Lines of data:
%%

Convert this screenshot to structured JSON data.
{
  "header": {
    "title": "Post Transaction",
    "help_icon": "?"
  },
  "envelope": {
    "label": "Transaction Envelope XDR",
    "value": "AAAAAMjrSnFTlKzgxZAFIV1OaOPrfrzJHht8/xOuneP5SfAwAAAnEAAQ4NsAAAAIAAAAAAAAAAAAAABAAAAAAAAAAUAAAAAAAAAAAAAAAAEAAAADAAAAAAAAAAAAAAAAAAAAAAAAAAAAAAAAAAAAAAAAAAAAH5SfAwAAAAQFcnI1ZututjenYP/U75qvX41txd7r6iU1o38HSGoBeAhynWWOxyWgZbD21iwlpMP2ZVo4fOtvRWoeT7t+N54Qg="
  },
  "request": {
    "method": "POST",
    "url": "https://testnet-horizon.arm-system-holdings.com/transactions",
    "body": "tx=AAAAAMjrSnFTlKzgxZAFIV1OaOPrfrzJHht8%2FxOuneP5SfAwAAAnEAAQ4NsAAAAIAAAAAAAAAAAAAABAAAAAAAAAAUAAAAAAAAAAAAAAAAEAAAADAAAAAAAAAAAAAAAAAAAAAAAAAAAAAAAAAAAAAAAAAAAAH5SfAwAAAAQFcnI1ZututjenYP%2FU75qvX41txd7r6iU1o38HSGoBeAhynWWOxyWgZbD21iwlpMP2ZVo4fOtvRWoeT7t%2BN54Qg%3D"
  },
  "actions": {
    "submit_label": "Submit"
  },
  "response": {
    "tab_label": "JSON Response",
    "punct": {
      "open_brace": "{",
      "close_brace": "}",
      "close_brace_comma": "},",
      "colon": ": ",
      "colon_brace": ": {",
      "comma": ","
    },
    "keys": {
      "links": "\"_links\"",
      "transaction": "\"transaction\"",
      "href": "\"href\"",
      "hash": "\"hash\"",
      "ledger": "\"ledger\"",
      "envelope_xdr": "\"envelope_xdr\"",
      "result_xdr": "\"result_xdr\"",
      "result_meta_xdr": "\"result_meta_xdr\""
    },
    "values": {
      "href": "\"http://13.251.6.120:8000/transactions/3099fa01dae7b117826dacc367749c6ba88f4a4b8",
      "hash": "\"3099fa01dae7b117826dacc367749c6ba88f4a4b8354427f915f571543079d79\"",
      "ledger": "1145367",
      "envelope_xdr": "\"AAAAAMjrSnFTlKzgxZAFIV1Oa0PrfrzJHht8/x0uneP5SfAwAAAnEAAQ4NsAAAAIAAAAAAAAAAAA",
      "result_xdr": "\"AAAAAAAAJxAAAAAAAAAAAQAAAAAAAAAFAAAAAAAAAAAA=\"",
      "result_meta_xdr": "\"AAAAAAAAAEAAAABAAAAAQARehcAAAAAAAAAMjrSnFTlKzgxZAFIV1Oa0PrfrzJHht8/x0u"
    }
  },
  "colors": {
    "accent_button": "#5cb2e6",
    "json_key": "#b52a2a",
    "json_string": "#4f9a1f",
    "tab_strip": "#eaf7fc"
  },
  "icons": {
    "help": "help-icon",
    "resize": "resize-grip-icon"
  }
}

%%

» **Task instructions**
The records above should be repeated in full, exactly as given.

» **Exercise response**
Convert this screenshot to structured JSON data.
{
  "header": {
    "title": "Post Transaction",
    "help_icon": "?"
  },
  "envelope": {
    "label": "Transaction Envelope XDR",
    "value": "AAAAAMjrSnFTlKzgxZAFIV1OaOPrfrzJHht8/xOuneP5SfAwAAAnEAAQ4NsAAAAIAAAAAAAAAAAAAABAAAAAAAAAAUAAAAAAAAAAAAAAAAEAAAADAAAAAAAAAAAAAAAAAAAAAAAAAAAAAAAAAAAAAAAAAAAAH5SfAwAAAAQFcnI1ZututjenYP/U75qvX41txd7r6iU1o38HSGoBeAhynWWOxyWgZbD21iwlpMP2ZVo4fOtvRWoeT7t+N54Qg="
  },
  "request": {
    "method": "POST",
    "url": "https://testnet-horizon.arm-system-holdings.com/transactions",
    "body": "tx=AAAAAMjrSnFTlKzgxZAFIV1OaOPrfrzJHht8%2FxOuneP5SfAwAAAnEAAQ4NsAAAAIAAAAAAAAAAAAAABAAAAAAAAAAUAAAAAAAAAAAAAAAAEAAAADAAAAAAAAAAAAAAAAAAAAAAAAAAAAAAAAAAAAAAAAAAAAH5SfAwAAAAQFcnI1ZututjenYP%2FU75qvX41txd7r6iU1o38HSGoBeAhynWWOxyWgZbD21iwlpMP2ZVo4fOtvRWoeT7t%2BN54Qg%3D"
  },
  "actions": {
    "submit_label": "Submit"
  },
  "response": {
    "tab_label": "JSON Response",
    "punct": {
      "open_brace": "{",
      "close_brace": "}",
      "close_brace_comma": "},",
      "colon": ": ",
      "colon_brace": ": {",
      "comma": ","
    },
    "keys": {
      "links": "\"_links\"",
      "transaction": "\"transaction\"",
      "href": "\"href\"",
      "hash": "\"hash\"",
      "ledger": "\"ledger\"",
      "envelope_xdr": "\"envelope_xdr\"",
      "result_xdr": "\"result_xdr\"",
      "result_meta_xdr": "\"result_meta_xdr\""
    },
    "values": {
      "href": "\"http://13.251.6.120:8000/transactions/3099fa01dae7b117826dacc367749c6ba88f4a4b8",
      "hash": "\"3099fa01dae7b117826dacc367749c6ba88f4a4b8354427f915f571543079d79\"",
      "ledger": "1145367",
      "envelope_xdr": "\"AAAAAMjrSnFTlKzgxZAFIV1Oa0PrfrzJHht8/x0uneP5SfAwAAAnEAAQ4NsAAAAIAAAAAAAAAAAA",
      "result_xdr": "\"AAAAAAAAJxAAAAAAAAAAAQAAAAAAAAAFAAAAAAAAAAAA=\"",
      "result_meta_xdr": "\"AAAAAAAAAEAAAABAAAAAQARehcAAAAAAAAAMjrSnFTlKzgxZAFIV1Oa0PrfrzJHht8/x0u"
    }
  },
  "colors": {
    "accent_button": "#5cb2e6",
    "json_key": "#b52a2a",
    "json_string": "#4f9a1f",
    "tab_strip": "#eaf7fc"
  },
  "icons": {
    "help": "help-icon",
    "resize": "resize-grip-icon"
  }
}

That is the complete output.